> GIVEN TASK
Write out the full listing again, exactly as it stands.

> RECORD EXCERPTS

★ ★ ★ ★

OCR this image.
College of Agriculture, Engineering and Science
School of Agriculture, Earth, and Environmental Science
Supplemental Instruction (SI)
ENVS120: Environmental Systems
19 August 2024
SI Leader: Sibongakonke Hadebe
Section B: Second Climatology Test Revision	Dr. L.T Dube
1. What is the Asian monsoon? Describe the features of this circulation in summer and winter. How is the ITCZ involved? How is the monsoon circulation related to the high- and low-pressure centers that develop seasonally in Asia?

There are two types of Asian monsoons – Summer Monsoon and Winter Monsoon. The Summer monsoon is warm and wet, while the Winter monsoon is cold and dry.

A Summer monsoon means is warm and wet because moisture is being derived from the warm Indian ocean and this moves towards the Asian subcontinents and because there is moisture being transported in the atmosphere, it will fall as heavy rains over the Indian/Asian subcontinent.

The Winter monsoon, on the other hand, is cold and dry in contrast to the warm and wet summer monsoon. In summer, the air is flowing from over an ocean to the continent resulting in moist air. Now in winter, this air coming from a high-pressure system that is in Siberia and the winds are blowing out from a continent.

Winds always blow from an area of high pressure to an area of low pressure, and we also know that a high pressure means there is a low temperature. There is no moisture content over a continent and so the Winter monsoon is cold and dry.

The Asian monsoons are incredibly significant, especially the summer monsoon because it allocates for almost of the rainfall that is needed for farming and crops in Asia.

★ ★ ★ ★

> OUTPUT BELOW
OCR this image.
College of Agriculture, Engineering and Science
School of Agriculture, Earth, and Environmental Science
Supplemental Instruction (SI)
ENVS120: Environmental Systems
19 August 2024
SI Leader: Sibongakonke Hadebe
Section B: Second Climatology Test Revision	Dr. L.T Dube
1. What is the Asian monsoon? Describe the features of this circulation in summer and winter. How is the ITCZ involved? How is the monsoon circulation related to the high- and low-pressure centers that develop seasonally in Asia?

There are two types of Asian monsoons – Summer Monsoon and Winter Monsoon. The Summer monsoon is warm and wet, while the Winter monsoon is cold and dry.

A Summer monsoon means is warm and wet because moisture is being derived from the warm Indian ocean and this moves towards the Asian subcontinents and because there is moisture being transported in the atmosphere, it will fall as heavy rains over the Indian/Asian subcontinent.

The Winter monsoon, on the other hand, is cold and dry in contrast to the warm and wet summer monsoon. In summer, the air is flowing from over an ocean to the continent resulting in moist air. Now in winter, this air coming from a high-pressure system that is in Siberia and the winds are blowing out from a continent.

Winds always blow from an area of high pressure to an area of low pressure, and we also know that a high pressure means there is a low temperature. There is no moisture content over a continent and so the Winter monsoon is cold and dry.

The Asian monsoons are incredibly significant, especially the summer monsoon because it allocates for almost of the rainfall that is needed for farming and crops in Asia.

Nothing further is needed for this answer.